━━━━━ DATA LISTING ━━━━━
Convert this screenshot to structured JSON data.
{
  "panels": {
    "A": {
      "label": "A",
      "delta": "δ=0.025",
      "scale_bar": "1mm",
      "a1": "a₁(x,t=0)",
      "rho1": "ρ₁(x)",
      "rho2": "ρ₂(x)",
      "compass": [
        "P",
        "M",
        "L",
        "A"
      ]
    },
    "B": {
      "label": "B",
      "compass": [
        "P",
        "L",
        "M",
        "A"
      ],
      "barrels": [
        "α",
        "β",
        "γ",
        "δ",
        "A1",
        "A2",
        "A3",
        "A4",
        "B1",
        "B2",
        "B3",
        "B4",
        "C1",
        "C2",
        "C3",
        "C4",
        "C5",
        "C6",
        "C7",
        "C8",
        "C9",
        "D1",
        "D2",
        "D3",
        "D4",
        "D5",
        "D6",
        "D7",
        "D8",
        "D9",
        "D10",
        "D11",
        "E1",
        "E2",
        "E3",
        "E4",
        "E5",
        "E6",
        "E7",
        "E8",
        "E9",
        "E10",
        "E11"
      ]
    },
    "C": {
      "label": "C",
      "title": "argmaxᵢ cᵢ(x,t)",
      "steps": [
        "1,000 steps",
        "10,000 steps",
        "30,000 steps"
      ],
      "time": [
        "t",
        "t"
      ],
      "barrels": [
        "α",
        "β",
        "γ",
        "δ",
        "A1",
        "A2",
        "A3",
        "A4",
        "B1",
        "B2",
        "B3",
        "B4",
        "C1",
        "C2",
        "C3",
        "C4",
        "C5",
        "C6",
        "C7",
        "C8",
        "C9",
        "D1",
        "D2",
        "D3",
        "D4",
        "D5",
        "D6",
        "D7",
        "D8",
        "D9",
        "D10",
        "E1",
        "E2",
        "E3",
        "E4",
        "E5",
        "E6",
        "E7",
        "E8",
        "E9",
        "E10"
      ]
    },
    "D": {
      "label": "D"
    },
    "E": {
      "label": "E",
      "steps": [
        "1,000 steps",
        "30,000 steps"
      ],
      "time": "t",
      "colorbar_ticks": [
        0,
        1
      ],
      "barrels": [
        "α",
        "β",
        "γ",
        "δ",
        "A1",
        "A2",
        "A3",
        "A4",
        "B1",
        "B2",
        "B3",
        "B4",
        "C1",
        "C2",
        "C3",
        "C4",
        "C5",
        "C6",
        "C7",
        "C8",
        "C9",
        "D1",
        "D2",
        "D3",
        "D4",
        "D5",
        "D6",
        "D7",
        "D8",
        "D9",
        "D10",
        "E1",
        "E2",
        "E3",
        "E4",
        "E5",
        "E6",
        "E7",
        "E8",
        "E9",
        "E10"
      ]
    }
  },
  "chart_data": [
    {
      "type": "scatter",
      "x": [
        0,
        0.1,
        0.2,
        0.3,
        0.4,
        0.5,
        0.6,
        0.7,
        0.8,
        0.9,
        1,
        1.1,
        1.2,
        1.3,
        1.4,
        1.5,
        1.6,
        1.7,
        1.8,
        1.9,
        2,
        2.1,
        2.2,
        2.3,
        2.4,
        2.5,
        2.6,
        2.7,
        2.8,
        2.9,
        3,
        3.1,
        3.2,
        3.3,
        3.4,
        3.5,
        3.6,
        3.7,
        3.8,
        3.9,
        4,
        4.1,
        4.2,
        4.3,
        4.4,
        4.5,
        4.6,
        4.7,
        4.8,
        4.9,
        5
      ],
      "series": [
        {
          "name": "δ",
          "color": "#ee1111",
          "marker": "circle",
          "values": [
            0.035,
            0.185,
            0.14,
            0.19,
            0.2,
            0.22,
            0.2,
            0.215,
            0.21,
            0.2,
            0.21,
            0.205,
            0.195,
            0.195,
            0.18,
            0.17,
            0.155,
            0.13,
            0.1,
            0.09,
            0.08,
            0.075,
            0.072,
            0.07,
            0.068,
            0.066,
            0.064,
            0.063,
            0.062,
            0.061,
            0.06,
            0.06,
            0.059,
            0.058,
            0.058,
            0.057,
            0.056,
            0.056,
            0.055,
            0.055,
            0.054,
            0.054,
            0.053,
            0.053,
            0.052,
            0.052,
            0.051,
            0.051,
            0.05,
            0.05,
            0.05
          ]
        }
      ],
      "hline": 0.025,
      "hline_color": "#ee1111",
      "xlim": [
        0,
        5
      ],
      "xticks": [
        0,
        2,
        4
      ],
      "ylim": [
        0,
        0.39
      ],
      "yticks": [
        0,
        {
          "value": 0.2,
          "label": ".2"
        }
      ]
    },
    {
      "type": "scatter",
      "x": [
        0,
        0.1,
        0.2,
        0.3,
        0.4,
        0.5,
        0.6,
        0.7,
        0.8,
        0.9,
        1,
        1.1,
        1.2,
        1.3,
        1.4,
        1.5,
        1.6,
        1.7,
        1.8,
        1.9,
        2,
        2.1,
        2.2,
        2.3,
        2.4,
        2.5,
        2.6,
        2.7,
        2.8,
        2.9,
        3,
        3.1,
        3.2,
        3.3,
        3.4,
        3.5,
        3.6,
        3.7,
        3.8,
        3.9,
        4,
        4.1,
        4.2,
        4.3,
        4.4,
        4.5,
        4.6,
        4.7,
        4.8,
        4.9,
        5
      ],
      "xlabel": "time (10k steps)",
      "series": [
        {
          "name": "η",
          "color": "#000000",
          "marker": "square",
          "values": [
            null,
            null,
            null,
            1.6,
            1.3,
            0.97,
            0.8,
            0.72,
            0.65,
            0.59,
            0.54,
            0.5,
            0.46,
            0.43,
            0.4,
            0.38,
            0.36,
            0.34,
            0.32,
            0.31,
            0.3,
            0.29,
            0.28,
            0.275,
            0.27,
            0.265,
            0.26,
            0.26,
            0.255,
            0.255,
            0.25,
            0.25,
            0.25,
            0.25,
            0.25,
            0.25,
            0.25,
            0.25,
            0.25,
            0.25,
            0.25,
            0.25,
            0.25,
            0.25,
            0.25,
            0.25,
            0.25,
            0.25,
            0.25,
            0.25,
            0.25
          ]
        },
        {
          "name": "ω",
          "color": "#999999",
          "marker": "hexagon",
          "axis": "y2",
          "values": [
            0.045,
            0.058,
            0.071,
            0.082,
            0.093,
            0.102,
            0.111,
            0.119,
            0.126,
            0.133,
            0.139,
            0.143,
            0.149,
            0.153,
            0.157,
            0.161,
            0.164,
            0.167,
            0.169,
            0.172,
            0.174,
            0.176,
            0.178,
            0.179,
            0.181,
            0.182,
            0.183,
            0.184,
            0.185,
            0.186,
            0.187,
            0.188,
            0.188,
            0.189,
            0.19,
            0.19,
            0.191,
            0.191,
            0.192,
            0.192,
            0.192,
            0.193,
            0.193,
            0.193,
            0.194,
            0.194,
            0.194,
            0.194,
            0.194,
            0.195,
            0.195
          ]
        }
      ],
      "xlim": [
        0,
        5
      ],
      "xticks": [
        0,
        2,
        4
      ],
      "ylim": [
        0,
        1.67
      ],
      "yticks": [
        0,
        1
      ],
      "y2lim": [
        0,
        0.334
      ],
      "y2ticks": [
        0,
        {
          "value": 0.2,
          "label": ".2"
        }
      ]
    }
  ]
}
━━━━━
### [PROBLEM DESCRIPTION]
Reproduce the listing above word for word.

### [OUTPUT]
Convert this screenshot to structured JSON data.
{
  "panels": {
    "A": {
      "label": "A",
      "delta": "δ=0.025",
      "scale_bar": "1mm",
      "a1": "a₁(x,t=0)",
      "rho1": "ρ₁(x)",
      "rho2": "ρ₂(x)",
      "compass": [
        "P",
        "M",
        "L",
        "A"
      ]
    },
    "B": {
      "label": "B",
      "compass": [
        "P",
        "L",
        "M",
        "A"
      ],
      "barrels": [
        "α",
        "β",
        "γ",
        "δ",
        "A1",
        "A2",
        "A3",
        "A4",
        "B1",
        "B2",
        "B3",
        "B4",
        "C1",
        "C2",
        "C3",
        "C4",
        "C5",
        "C6",
        "C7",
        "C8",
        "C9",
        "D1",
        "D2",
        "D3",
        "D4",
        "D5",
        "D6",
        "D7",
        "D8",
        "D9",
        "D10",
        "D11",
        "E1",
        "E2",
        "E3",
        "E4",
        "E5",
        "E6",
        "E7",
        "E8",
        "E9",
        "E10",
        "E11"
      ]
    },
    "C": {
      "label": "C",
      "title": "argmaxᵢ cᵢ(x,t)",
      "steps": [
        "1,000 steps",
        "10,000 steps",
        "30,000 steps"
      ],
      "time": [
        "t",
        "t"
      ],
      "barrels": [
        "α",
        "β",
        "γ",
        "δ",
        "A1",
        "A2",
        "A3",
        "A4",
        "B1",
        "B2",
        "B3",
        "B4",
        "C1",
        "C2",
        "C3",
        "C4",
        "C5",
        "C6",
        "C7",
        "C8",
        "C9",
        "D1",
        "D2",
        "D3",
        "D4",
        "D5",
        "D6",
        "D7",
        "D8",
        "D9",
        "D10",
        "E1",
        "E2",
        "E3",
        "E4",
        "E5",
        "E6",
        "E7",
        "E8",
        "E9",
        "E10"
      ]
    },
    "D": {
      "label": "D"
    },
    "E": {
      "label": "E",
      "steps": [
        "1,000 steps",
        "30,000 steps"
      ],
      "time": "t",
      "colorbar_ticks": [
        0,
        1
      ],
      "barrels": [
        "α",
        "β",
        "γ",
        "δ",
        "A1",
        "A2",
        "A3",
        "A4",
        "B1",
        "B2",
        "B3",
        "B4",
        "C1",
        "C2",
        "C3",
        "C4",
        "C5",
        "C6",
        "C7",
        "C8",
        "C9",
        "D1",
        "D2",
        "D3",
        "D4",
        "D5",
        "D6",
        "D7",
        "D8",
        "D9",
        "D10",
        "E1",
        "E2",
        "E3",
        "E4",
        "E5",
        "E6",
        "E7",
        "E8",
        "E9",
        "E10"
      ]
    }
  },
  "chart_data": [
    {
      "type": "scatter",
      "x": [
        0,
        0.1,
        0.2,
        0.3,
        0.4,
        0.5,
        0.6,
        0.7,
        0.8,
        0.9,
        1,
        1.1,
        1.2,
        1.3,
        1.4,
        1.5,
        1.6,
        1.7,
        1.8,
        1.9,
        2,
        2.1,
        2.2,
        2.3,
        2.4,
        2.5,
        2.6,
        2.7,
        2.8,
        2.9,
        3,
        3.1,
        3.2,
        3.3,
        3.4,
        3.5,
        3.6,
        3.7,
        3.8,
        3.9,
        4,
        4.1,
        4.2,
        4.3,
        4.4,
        4.5,
        4.6,
        4.7,
        4.8,
        4.9,
        5
      ],
      "series": [
        {
          "name": "δ",
          "color": "#ee1111",
          "marker": "circle",
          "values": [
            0.035,
            0.185,
            0.14,
            0.19,
            0.2,
            0.22,
            0.2,
            0.215,
            0.21,
            0.2,
            0.21,
            0.205,
            0.195,
            0.195,
            0.18,
            0.17,
            0.155,
            0.13,
            0.1,
            0.09,
            0.08,
            0.075,
            0.072,
            0.07,
            0.068,
            0.066,
            0.064,
            0.063,
            0.062,
            0.061,
            0.06,
            0.06,
            0.059,
            0.058,
            0.058,
            0.057,
            0.056,
            0.056,
            0.055,
            0.055,
            0.054,
            0.054,
            0.053,
            0.053,
            0.052,
            0.052,
            0.051,
            0.051,
            0.05,
            0.05,
            0.05
          ]
        }
      ],
      "hline": 0.025,
      "hline_color": "#ee1111",
      "xlim": [
        0,
        5
      ],
      "xticks": [
        0,
        2,
        4
      ],
      "ylim": [
        0,
        0.39
      ],
      "yticks": [
        0,
        {
          "value": 0.2,
          "label": ".2"
        }
      ]
    },
    {
      "type": "scatter",
      "x": [
        0,
        0.1,
        0.2,
        0.3,
        0.4,
        0.5,
        0.6,
        0.7,
        0.8,
        0.9,
        1,
        1.1,
        1.2,
        1.3,
        1.4,
        1.5,
        1.6,
        1.7,
        1.8,
        1.9,
        2,
        2.1,
        2.2,
        2.3,
        2.4,
        2.5,
        2.6,
        2.7,
        2.8,
        2.9,
        3,
        3.1,
        3.2,
        3.3,
        3.4,
        3.5,
        3.6,
        3.7,
        3.8,
        3.9,
        4,
        4.1,
        4.2,
        4.3,
        4.4,
        4.5,
        4.6,
        4.7,
        4.8,
        4.9,
        5
      ],
      "xlabel": "time (10k steps)",
      "series": [
        {
          "name": "η",
          "color": "#000000",
          "marker": "square",
          "values": [
            null,
            null,
            null,
            1.6,
            1.3,
            0.97,
            0.8,
            0.72,
            0.65,
            0.59,
            0.54,
            0.5,
            0.46,
            0.43,
            0.4,
            0.38,
            0.36,
            0.34,
            0.32,
            0.31,
            0.3,
            0.29,
            0.28,
            0.275,
            0.27,
            0.265,
            0.26,
            0.26,
            0.255,
            0.255,
            0.25,
            0.25,
            0.25,
            0.25,
            0.25,
            0.25,
            0.25,
            0.25,
            0.25,
            0.25,
            0.25,
            0.25,
            0.25,
            0.25,
            0.25,
            0.25,
            0.25,
            0.25,
            0.25,
            0.25,
            0.25
          ]
        },
        {
          "name": "ω",
          "color": "#999999",
          "marker": "hexagon",
          "axis": "y2",
          "values": [
            0.045,
            0.058,
            0.071,
            0.082,
            0.093,
            0.102,
            0.111,
            0.119,
            0.126,
            0.133,
            0.139,
            0.143,
            0.149,
            0.153,
            0.157,
            0.161,
            0.164,
            0.167,
            0.169,
            0.172,
            0.174,
            0.176,
            0.178,
            0.179,
            0.181,
            0.182,
            0.183,
            0.184,
            0.185,
            0.186,
            0.187,
            0.188,
            0.188,
            0.189,
            0.19,
            0.19,
            0.191,
            0.191,
            0.192,
            0.192,
            0.192,
            0.193,
            0.193,
            0.193,
            0.194,
            0.194,
            0.194,
            0.194,
            0.194,
            0.195,
            0.195
          ]
        }
      ],
      "xlim": [
        0,
        5
      ],
      "xticks": [
        0,
        2,
        4
      ],
      "ylim": [
        0,
        1.67
      ],
      "yticks": [
        0,
        1
      ],
      "y2lim": [
        0,
        0.334
      ],
      "y2ticks": [
        0,
        {
          "value": 0.2,
          "label": ".2"
        }
      ]
    }
  ]
}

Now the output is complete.